Dataset entries
_ _ _ _ _ _ _

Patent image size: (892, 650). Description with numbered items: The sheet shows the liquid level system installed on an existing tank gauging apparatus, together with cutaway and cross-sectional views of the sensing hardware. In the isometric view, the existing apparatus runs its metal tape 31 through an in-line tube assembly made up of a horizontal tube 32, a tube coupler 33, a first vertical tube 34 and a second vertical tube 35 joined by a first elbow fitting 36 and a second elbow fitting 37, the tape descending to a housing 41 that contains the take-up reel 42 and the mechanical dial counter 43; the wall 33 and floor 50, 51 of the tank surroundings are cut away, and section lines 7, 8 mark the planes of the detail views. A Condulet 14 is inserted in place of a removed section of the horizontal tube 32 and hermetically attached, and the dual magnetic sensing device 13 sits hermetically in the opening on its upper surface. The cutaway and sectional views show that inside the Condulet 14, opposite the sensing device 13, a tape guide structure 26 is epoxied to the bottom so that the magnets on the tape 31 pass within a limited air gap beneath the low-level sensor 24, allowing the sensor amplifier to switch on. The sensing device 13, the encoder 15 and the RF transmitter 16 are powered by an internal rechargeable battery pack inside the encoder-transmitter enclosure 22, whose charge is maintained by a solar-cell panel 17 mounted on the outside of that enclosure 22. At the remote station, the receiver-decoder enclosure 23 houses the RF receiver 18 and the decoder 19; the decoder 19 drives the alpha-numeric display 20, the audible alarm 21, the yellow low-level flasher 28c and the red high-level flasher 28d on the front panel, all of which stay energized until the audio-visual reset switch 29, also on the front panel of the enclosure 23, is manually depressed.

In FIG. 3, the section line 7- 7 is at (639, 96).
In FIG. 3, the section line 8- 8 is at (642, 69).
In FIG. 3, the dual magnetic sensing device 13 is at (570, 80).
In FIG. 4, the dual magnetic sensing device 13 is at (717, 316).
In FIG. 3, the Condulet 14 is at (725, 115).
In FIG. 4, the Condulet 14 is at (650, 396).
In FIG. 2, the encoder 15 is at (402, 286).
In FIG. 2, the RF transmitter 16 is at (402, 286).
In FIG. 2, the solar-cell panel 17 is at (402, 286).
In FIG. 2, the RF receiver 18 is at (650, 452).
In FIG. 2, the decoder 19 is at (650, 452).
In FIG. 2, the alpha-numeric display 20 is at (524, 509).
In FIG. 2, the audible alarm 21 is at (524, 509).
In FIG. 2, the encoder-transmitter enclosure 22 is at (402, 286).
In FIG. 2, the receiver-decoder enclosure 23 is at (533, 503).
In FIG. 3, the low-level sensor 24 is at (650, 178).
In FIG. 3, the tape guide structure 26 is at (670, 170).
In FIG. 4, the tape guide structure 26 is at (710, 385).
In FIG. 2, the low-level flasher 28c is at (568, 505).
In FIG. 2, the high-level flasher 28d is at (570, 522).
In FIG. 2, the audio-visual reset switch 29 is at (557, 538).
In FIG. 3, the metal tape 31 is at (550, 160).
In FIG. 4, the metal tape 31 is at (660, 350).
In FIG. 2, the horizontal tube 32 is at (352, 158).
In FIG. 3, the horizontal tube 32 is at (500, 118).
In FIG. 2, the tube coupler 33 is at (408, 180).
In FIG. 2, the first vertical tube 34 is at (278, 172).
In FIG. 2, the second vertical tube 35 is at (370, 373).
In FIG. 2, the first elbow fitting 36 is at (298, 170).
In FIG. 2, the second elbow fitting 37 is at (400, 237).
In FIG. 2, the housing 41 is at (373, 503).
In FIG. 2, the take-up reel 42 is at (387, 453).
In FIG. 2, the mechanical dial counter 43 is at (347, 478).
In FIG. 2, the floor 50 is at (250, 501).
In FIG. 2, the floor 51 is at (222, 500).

_ _ _ _ _ _ _

__EXERCISE DETAILS__: Please copy every row above word for word, keeping each line as it appears.

__CORRECT ANSWER__:
Patent image size: (892, 650). Description with numbered items: The sheet shows the liquid level system installed on an existing tank gauging apparatus, together with cutaway and cross-sectional views of the sensing hardware. In the isometric view, the existing apparatus runs its metal tape 31 through an in-line tube assembly made up of a horizontal tube 32, a tube coupler 33, a first vertical tube 34 and a second vertical tube 35 joined by a first elbow fitting 36 and a second elbow fitting 37, the tape descending to a housing 41 that contains the take-up reel 42 and the mechanical dial counter 43; the wall 33 and floor 50, 51 of the tank surroundings are cut away, and section lines 7, 8 mark the planes of the detail views. A Condulet 14 is inserted in place of a removed section of the horizontal tube 32 and hermetically attached, and the dual magnetic sensing device 13 sits hermetically in the opening on its upper surface. The cutaway and sectional views show that inside the Condulet 14, opposite the sensing device 13, a tape guide structure 26 is epoxied to the bottom so that the magnets on the tape 31 pass within a limited air gap beneath the low-level sensor 24, allowing the sensor amplifier to switch on. The sensing device 13, the encoder 15 and the RF transmitter 16 are powered by an internal rechargeable battery pack inside the encoder-transmitter enclosure 22, whose charge is maintained by a solar-cell panel 17 mounted on the outside of that enclosure 22. At the remote station, the receiver-decoder enclosure 23 houses the RF receiver 18 and the decoder 19; the decoder 19 drives the alpha-numeric display 20, the audible alarm 21, the yellow low-level flasher 28c and the red high-level flasher 28d on the front panel, all of which stay energized until the audio-visual reset switch 29, also on the front panel of the enclosure 23, is manually depressed.

In FIG. 3, the section line 7- 7 is at (639, 96).
In FIG. 3, the section line 8- 8 is at (642, 69).
In FIG. 3, the dual magnetic sensing device 13 is at (570, 80).
In FIG. 4, the dual magnetic sensing device 13 is at (717, 316).
In FIG. 3, the Condulet 14 is at (725, 115).
In FIG. 4, the Condulet 14 is at (650, 396).
In FIG. 2, the encoder 15 is at (402, 286).
In FIG. 2, the RF transmitter 16 is at (402, 286).
In FIG. 2, the solar-cell panel 17 is at (402, 286).
In FIG. 2, the RF receiver 18 is at (650, 452).
In FIG. 2, the decoder 19 is at (650, 452).
In FIG. 2, the alpha-numeric display 20 is at (524, 509).
In FIG. 2, the audible alarm 21 is at (524, 509).
In FIG. 2, the encoder-transmitter enclosure 22 is at (402, 286).
In FIG. 2, the receiver-decoder enclosure 23 is at (533, 503).
In FIG. 3, the low-level sensor 24 is at (650, 178).
In FIG. 3, the tape guide structure 26 is at (670, 170).
In FIG. 4, the tape guide structure 26 is at (710, 385).
In FIG. 2, the low-level flasher 28c is at (568, 505).
In FIG. 2, the high-level flasher 28d is at (570, 522).
In FIG. 2, the audio-visual reset switch 29 is at (557, 538).
In FIG. 3, the metal tape 31 is at (550, 160).
In FIG. 4, the metal tape 31 is at (660, 350).
In FIG. 2, the horizontal tube 32 is at (352, 158).
In FIG. 3, the horizontal tube 32 is at (500, 118).
In FIG. 2, the tube coupler 33 is at (408, 180).
In FIG. 2, the first vertical tube 34 is at (278, 172).
In FIG. 2, the second vertical tube 35 is at (370, 373).
In FIG. 2, the first elbow fitting 36 is at (298, 170).
In FIG. 2, the second elbow fitting 37 is at (400, 237).
In FIG. 2, the housing 41 is at (373, 503).
In FIG. 2, the take-up reel 42 is at (387, 453).
In FIG. 2, the mechanical dial counter 43 is at (347, 478).
In FIG. 2, the floor 50 is at (250, 501).
In FIG. 2, the floor 51 is at (222, 500).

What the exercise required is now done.